Repeat the records below exactly.

**The data**
┌──

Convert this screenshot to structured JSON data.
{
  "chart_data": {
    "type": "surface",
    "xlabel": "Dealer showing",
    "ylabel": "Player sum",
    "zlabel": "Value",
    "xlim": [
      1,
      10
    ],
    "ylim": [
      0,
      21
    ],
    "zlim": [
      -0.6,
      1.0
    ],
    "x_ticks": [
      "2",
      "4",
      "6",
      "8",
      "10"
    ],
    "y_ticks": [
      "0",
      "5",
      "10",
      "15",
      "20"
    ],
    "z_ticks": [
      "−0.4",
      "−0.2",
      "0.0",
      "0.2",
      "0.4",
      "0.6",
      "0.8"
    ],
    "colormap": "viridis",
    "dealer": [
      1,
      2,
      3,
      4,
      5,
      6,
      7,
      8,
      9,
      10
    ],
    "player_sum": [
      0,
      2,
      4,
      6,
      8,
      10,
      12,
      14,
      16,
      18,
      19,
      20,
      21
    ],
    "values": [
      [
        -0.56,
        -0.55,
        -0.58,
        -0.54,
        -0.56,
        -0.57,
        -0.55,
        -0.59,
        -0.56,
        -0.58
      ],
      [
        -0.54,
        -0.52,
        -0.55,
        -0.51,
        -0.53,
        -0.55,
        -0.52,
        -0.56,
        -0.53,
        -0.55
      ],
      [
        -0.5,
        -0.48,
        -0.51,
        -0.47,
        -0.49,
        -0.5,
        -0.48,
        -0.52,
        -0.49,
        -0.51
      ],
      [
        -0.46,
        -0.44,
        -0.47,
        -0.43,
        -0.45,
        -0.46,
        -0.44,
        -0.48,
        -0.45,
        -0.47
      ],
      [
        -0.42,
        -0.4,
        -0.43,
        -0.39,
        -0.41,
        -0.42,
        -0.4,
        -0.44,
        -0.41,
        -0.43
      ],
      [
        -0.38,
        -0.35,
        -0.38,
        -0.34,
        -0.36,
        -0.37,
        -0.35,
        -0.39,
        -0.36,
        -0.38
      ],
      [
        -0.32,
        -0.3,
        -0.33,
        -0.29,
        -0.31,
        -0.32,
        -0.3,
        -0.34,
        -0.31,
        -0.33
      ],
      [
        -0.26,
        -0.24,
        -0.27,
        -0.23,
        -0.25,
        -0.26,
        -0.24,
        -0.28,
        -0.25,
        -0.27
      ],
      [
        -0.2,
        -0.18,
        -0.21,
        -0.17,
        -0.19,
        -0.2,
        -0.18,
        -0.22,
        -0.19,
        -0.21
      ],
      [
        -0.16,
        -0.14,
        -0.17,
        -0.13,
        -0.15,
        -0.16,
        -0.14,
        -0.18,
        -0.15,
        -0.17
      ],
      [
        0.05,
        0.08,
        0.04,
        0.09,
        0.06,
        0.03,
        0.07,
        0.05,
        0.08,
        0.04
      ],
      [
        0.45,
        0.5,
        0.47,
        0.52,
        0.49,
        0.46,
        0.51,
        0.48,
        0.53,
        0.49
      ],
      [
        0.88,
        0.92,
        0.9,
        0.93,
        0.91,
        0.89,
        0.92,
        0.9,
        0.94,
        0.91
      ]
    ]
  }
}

└──

**Complete answer**
Convert this screenshot to structured JSON data.
{
  "chart_data": {
    "type": "surface",
    "xlabel": "Dealer showing",
    "ylabel": "Player sum",
    "zlabel": "Value",
    "xlim": [
      1,
      10
    ],
    "ylim": [
      0,
      21
    ],
    "zlim": [
      -0.6,
      1.0
    ],
    "x_ticks": [
      "2",
      "4",
      "6",
      "8",
      "10"
    ],
    "y_ticks": [
      "0",
      "5",
      "10",
      "15",
      "20"
    ],
    "z_ticks": [
      "−0.4",
      "−0.2",
      "0.0",
      "0.2",
      "0.4",
      "0.6",
      "0.8"
    ],
    "colormap": "viridis",
    "dealer": [
      1,
      2,
      3,
      4,
      5,
      6,
      7,
      8,
      9,
      10
    ],
    "player_sum": [
      0,
      2,
      4,
      6,
      8,
      10,
      12,
      14,
      16,
      18,
      19,
      20,
      21
    ],
    "values": [
      [
        -0.56,
        -0.55,
        -0.58,
        -0.54,
        -0.56,
        -0.57,
        -0.55,
        -0.59,
        -0.56,
        -0.58
      ],
      [
        -0.54,
        -0.52,
        -0.55,
        -0.51,
        -0.53,
        -0.55,
        -0.52,
        -0.56,
        -0.53,
        -0.55
      ],
      [
        -0.5,
        -0.48,
        -0.51,
        -0.47,
        -0.49,
        -0.5,
        -0.48,
        -0.52,
        -0.49,
        -0.51
      ],
      [
        -0.46,
        -0.44,
        -0.47,
        -0.43,
        -0.45,
        -0.46,
        -0.44,
        -0.48,
        -0.45,
        -0.47
      ],
      [
        -0.42,
        -0.4,
        -0.43,
        -0.39,
        -0.41,
        -0.42,
        -0.4,
        -0.44,
        -0.41,
        -0.43
      ],
      [
        -0.38,
        -0.35,
        -0.38,
        -0.34,
        -0.36,
        -0.37,
        -0.35,
        -0.39,
        -0.36,
        -0.38
      ],
      [
        -0.32,
        -0.3,
        -0.33,
        -0.29,
        -0.31,
        -0.32,
        -0.3,
        -0.34,
        -0.31,
        -0.33
      ],
      [
        -0.26,
        -0.24,
        -0.27,
        -0.23,
        -0.25,
        -0.26,
        -0.24,
        -0.28,
        -0.25,
        -0.27
      ],
      [
        -0.2,
        -0.18,
        -0.21,
        -0.17,
        -0.19,
        -0.2,
        -0.18,
        -0.22,
        -0.19,
        -0.21
      ],
      [
        -0.16,
        -0.14,
        -0.17,
        -0.13,
        -0.15,
        -0.16,
        -0.14,
        -0.18,
        -0.15,
        -0.17
      ],
      [
        0.05,
        0.08,
        0.04,
        0.09,
        0.06,
        0.03,
        0.07,
        0.05,
        0.08,
        0.04
      ],
      [
        0.45,
        0.5,
        0.47,
        0.52,
        0.49,
        0.46,
        0.51,
        0.48,
        0.53,
        0.49
      ],
      [
        0.88,
        0.92,
        0.9,
        0.93,
        0.91,
        0.89,
        0.92,
        0.9,
        0.94,
        0.91
      ]
    ]
  }
}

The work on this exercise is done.